__Prompt__. From the data that follows, copy every line holding the string "jest".

------ Entries shown

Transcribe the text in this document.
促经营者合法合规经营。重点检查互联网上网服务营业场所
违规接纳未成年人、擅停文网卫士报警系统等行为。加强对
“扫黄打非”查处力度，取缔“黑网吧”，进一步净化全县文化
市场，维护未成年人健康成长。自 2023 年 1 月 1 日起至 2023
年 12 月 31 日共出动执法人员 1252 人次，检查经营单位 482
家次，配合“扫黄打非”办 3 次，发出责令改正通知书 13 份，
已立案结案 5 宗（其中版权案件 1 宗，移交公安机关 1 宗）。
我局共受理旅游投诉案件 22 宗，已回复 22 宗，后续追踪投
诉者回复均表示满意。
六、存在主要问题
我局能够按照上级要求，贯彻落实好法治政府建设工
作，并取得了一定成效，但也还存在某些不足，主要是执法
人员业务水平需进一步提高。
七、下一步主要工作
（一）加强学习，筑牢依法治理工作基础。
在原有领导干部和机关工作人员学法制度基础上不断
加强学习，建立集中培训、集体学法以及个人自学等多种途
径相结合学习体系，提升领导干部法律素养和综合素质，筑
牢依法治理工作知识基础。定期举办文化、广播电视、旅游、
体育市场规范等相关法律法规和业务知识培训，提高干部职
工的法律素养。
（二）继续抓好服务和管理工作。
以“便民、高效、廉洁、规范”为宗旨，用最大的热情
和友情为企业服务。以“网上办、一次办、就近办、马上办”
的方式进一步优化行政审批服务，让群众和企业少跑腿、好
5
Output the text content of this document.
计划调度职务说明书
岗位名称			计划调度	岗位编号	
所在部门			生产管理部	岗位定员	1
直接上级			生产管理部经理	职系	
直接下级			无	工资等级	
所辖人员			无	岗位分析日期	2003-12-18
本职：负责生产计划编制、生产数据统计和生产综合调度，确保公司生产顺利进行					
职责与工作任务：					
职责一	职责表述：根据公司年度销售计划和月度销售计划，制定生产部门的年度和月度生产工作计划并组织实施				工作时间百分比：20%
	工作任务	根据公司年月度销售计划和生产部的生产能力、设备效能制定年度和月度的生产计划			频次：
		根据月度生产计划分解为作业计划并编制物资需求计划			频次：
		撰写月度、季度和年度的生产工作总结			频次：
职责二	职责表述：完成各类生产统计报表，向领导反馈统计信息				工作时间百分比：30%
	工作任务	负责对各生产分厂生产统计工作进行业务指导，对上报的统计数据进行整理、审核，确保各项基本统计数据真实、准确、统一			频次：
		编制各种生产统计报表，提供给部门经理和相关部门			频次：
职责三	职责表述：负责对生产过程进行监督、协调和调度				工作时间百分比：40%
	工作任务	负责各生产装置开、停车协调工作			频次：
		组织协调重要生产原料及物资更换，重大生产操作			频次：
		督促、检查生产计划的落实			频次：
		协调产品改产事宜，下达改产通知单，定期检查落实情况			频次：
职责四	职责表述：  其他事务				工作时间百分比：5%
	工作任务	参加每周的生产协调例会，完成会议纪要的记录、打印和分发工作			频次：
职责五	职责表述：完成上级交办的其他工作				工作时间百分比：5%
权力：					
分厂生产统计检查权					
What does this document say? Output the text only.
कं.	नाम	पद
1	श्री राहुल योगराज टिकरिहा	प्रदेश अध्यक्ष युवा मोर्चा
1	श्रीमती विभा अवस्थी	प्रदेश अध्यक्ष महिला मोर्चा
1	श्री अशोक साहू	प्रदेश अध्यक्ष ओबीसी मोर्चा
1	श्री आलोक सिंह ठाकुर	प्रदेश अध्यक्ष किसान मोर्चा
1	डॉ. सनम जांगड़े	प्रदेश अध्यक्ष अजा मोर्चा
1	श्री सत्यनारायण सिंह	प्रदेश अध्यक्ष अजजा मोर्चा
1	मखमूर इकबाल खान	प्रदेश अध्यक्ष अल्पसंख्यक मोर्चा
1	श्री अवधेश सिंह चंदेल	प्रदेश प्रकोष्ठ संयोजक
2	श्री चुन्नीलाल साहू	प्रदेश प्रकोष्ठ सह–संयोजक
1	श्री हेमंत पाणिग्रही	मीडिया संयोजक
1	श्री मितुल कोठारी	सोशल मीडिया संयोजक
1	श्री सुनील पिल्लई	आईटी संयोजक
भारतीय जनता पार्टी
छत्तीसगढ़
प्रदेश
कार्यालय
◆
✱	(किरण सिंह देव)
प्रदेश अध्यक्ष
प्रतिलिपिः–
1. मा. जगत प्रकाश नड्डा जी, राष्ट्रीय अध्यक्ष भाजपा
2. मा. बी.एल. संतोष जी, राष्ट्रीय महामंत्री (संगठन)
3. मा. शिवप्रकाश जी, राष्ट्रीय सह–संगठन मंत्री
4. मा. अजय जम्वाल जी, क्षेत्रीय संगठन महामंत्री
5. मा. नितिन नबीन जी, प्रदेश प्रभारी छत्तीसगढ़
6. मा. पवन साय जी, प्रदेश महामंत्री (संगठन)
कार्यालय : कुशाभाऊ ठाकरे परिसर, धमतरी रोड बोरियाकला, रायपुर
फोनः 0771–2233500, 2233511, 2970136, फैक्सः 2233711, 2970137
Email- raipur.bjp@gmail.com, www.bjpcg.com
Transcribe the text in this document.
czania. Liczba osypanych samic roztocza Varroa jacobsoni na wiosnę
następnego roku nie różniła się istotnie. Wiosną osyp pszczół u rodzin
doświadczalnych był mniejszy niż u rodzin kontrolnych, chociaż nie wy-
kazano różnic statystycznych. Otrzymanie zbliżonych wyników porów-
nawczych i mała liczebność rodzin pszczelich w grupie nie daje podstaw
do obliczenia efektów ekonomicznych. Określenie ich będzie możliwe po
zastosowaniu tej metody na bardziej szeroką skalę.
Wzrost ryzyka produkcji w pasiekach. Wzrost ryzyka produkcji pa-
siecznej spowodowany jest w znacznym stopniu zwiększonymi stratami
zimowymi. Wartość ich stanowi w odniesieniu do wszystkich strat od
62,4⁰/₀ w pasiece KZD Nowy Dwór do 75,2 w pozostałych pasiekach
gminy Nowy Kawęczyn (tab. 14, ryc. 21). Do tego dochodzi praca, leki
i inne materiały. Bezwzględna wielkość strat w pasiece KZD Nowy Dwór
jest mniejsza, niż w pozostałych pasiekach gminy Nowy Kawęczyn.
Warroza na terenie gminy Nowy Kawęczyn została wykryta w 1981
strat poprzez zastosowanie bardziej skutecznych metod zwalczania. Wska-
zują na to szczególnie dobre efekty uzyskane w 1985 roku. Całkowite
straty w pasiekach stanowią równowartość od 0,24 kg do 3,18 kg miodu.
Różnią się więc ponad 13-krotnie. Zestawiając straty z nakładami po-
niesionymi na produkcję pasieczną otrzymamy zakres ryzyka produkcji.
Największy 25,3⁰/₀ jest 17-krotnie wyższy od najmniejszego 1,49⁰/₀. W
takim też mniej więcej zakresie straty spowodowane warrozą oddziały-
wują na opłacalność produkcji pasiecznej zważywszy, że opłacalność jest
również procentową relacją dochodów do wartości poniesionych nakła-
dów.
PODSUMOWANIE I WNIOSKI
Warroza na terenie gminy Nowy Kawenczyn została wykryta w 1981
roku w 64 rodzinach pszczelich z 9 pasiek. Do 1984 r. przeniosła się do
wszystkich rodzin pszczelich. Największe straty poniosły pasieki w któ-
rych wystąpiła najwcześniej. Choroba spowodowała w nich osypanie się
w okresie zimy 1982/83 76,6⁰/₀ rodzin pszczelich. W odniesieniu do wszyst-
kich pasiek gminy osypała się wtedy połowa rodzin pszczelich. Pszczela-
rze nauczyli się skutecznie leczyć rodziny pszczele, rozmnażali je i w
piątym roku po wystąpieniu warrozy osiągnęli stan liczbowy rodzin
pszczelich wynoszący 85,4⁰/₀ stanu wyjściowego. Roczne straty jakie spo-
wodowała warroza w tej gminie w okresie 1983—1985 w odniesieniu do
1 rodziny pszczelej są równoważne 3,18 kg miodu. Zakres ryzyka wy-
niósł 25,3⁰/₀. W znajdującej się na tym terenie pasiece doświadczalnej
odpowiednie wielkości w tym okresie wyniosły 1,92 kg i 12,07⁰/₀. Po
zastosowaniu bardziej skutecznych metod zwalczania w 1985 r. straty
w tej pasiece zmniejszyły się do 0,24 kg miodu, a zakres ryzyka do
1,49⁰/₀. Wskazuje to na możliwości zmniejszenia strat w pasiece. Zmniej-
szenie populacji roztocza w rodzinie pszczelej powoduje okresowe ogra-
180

------------

__Reply__.
siecznej spowodowany jest w znacznym stopniu zwiększonymi stratami
jest mniejsza, niż w pozostałych pasiekach gminy Nowy Kawęczyn.
Największy 25,3⁰/₀ jest 17-krotnie wyższy od najmniejszego 1,49⁰/₀. W
wują na opłacalność produkcji pasiecznej zważywszy, że opłacalność jest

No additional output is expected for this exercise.